Input

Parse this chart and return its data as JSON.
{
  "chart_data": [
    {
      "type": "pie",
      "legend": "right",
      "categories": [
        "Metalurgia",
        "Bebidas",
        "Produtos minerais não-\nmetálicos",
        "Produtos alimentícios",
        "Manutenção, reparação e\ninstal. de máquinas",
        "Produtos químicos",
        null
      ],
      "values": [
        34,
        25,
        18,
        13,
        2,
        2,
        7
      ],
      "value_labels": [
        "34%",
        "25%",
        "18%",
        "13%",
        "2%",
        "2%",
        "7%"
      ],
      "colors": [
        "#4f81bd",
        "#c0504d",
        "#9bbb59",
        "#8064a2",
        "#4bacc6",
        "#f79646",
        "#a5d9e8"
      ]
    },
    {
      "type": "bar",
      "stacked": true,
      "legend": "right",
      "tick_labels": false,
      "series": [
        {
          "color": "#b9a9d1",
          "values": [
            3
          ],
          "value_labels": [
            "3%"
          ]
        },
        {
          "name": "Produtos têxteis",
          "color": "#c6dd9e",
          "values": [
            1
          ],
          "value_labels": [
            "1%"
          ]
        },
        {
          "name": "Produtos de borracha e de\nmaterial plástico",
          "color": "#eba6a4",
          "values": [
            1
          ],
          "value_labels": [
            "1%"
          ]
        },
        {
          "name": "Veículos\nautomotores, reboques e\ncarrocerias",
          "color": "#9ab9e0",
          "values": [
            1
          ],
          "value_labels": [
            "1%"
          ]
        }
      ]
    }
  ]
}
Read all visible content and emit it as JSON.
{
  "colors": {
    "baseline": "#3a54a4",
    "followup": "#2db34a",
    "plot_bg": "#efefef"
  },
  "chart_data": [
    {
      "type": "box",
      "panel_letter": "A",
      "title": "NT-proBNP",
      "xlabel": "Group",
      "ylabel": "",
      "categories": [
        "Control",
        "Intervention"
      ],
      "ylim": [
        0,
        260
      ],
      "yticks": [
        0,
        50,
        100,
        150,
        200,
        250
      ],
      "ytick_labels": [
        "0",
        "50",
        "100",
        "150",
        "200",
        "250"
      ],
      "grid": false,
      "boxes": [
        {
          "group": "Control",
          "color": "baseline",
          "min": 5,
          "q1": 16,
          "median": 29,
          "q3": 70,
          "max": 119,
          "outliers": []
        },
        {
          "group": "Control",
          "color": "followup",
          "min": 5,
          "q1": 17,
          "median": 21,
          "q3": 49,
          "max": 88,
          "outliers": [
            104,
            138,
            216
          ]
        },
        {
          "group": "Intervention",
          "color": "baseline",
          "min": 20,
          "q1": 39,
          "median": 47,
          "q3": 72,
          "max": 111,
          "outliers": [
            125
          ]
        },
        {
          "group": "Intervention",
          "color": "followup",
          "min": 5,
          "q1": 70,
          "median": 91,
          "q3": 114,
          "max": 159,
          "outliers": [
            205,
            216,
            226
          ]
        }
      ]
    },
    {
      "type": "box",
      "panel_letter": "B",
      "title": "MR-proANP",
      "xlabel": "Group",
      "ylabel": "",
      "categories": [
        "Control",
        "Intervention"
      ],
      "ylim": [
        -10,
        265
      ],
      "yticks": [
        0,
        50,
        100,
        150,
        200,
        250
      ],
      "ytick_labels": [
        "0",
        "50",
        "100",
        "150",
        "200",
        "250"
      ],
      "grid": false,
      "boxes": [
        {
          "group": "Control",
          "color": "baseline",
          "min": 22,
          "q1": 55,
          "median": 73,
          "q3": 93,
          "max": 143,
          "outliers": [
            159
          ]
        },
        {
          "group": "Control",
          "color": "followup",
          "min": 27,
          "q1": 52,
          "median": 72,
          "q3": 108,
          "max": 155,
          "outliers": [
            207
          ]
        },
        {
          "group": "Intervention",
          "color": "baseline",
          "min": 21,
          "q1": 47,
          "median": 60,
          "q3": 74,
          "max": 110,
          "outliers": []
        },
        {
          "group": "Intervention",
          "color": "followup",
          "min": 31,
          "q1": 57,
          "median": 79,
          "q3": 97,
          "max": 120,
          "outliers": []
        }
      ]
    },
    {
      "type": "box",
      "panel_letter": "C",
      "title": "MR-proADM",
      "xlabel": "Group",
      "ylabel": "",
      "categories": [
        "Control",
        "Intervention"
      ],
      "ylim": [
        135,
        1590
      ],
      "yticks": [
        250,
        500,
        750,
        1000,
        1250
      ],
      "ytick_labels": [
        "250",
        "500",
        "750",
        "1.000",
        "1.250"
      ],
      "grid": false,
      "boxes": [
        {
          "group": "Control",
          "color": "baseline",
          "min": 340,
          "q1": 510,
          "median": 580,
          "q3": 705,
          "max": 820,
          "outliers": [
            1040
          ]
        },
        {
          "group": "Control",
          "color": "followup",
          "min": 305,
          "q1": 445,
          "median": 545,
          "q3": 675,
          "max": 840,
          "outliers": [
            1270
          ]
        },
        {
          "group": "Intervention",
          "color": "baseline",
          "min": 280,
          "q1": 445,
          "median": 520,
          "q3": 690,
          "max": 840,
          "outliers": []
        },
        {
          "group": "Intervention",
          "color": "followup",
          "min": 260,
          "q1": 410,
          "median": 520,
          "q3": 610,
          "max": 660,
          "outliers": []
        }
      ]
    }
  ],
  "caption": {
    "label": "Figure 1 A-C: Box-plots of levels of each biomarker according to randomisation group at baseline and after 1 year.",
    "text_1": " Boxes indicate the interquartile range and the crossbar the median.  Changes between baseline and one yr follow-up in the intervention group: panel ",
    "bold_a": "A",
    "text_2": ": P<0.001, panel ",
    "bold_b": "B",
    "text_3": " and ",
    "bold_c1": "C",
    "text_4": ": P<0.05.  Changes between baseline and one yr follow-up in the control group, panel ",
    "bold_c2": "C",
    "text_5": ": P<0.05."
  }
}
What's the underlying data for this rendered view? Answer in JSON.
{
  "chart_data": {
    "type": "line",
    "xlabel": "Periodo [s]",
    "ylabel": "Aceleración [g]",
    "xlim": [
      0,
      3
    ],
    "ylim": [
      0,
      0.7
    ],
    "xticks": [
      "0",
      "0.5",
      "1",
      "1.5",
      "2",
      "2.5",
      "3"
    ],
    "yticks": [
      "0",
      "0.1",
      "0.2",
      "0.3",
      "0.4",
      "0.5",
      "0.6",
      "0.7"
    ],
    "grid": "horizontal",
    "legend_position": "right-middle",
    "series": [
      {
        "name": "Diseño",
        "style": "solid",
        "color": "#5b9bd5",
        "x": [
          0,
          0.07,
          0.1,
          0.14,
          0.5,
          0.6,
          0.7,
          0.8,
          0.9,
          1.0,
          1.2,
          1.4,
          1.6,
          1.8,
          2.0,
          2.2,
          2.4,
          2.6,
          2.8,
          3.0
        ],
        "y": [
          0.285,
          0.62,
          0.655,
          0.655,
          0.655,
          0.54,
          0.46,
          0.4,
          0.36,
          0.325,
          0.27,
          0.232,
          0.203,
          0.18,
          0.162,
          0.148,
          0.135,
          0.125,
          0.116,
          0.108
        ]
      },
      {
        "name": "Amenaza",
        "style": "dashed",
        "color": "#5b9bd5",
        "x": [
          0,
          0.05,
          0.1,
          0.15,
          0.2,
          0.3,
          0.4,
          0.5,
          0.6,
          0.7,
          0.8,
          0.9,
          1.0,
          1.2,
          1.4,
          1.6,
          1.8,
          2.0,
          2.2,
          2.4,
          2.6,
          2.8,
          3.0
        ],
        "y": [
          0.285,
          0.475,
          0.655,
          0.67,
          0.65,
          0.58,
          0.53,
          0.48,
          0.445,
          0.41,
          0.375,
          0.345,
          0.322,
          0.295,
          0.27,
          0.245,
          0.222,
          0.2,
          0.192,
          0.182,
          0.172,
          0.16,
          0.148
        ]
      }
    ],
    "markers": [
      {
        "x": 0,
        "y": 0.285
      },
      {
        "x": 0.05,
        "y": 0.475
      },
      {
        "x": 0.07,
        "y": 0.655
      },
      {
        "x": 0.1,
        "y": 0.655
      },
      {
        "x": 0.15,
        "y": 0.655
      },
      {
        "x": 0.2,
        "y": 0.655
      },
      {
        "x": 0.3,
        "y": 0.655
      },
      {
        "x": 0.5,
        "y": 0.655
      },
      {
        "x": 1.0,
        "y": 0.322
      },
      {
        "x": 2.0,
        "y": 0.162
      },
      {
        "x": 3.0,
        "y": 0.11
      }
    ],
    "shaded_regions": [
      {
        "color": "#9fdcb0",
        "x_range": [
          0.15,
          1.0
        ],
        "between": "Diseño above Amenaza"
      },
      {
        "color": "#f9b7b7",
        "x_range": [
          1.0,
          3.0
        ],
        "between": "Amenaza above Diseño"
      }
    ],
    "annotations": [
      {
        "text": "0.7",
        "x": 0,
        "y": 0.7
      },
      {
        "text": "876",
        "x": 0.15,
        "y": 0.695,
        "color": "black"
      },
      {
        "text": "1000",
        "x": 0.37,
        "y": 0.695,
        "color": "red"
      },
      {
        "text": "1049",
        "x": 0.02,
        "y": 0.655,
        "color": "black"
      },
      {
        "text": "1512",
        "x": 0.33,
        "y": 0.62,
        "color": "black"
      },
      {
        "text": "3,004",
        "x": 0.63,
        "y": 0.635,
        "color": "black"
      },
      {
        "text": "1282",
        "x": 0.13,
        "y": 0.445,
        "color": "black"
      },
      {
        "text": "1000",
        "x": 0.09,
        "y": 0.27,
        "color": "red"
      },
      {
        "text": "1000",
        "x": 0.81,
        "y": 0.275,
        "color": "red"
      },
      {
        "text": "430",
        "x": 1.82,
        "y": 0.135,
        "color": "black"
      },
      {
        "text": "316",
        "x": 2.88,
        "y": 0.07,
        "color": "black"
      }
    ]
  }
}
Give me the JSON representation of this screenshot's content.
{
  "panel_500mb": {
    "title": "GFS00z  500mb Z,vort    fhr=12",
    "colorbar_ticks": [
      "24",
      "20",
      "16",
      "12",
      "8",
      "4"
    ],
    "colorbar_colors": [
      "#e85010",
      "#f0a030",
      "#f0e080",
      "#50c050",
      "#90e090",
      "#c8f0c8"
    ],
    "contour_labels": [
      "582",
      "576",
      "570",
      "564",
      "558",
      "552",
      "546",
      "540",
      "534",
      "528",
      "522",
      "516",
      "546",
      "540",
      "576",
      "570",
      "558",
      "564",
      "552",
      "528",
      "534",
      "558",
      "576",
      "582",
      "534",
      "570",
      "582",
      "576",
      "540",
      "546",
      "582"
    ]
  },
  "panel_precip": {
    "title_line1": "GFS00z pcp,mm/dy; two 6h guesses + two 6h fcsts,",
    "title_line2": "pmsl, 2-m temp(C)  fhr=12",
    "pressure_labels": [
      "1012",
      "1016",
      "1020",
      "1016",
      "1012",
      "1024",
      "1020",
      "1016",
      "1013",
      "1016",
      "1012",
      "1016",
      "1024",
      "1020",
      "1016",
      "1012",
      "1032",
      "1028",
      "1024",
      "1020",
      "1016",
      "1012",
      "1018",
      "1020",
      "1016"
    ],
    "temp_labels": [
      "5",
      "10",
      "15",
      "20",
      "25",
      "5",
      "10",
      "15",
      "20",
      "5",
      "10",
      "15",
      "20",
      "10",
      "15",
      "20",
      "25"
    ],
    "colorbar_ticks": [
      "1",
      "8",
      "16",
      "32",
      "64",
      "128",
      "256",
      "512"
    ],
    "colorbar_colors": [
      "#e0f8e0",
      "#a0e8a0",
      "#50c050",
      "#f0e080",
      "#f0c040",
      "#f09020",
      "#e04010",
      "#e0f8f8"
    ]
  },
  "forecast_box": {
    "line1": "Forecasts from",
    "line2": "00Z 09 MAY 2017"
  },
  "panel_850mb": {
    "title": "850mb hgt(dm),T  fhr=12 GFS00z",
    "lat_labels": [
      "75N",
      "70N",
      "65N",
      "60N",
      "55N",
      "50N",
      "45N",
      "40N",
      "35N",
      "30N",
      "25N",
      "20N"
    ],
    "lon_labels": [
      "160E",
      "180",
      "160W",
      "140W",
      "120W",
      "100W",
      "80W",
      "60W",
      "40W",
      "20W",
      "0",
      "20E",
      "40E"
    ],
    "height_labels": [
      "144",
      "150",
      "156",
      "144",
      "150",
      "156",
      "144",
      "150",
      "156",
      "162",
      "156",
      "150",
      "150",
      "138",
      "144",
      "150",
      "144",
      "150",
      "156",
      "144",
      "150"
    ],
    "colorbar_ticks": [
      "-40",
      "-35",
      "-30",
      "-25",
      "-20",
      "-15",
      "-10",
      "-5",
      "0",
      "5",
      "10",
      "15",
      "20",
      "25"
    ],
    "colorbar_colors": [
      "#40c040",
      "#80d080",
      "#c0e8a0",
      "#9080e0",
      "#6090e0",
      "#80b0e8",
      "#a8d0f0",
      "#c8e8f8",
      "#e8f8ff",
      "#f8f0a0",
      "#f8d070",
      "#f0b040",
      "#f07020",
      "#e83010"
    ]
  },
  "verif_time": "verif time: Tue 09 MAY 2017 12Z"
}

Requirement
Among the entries above, how many lines hold the string "Changes"? Respond with nothing but the number.

Worked solution
2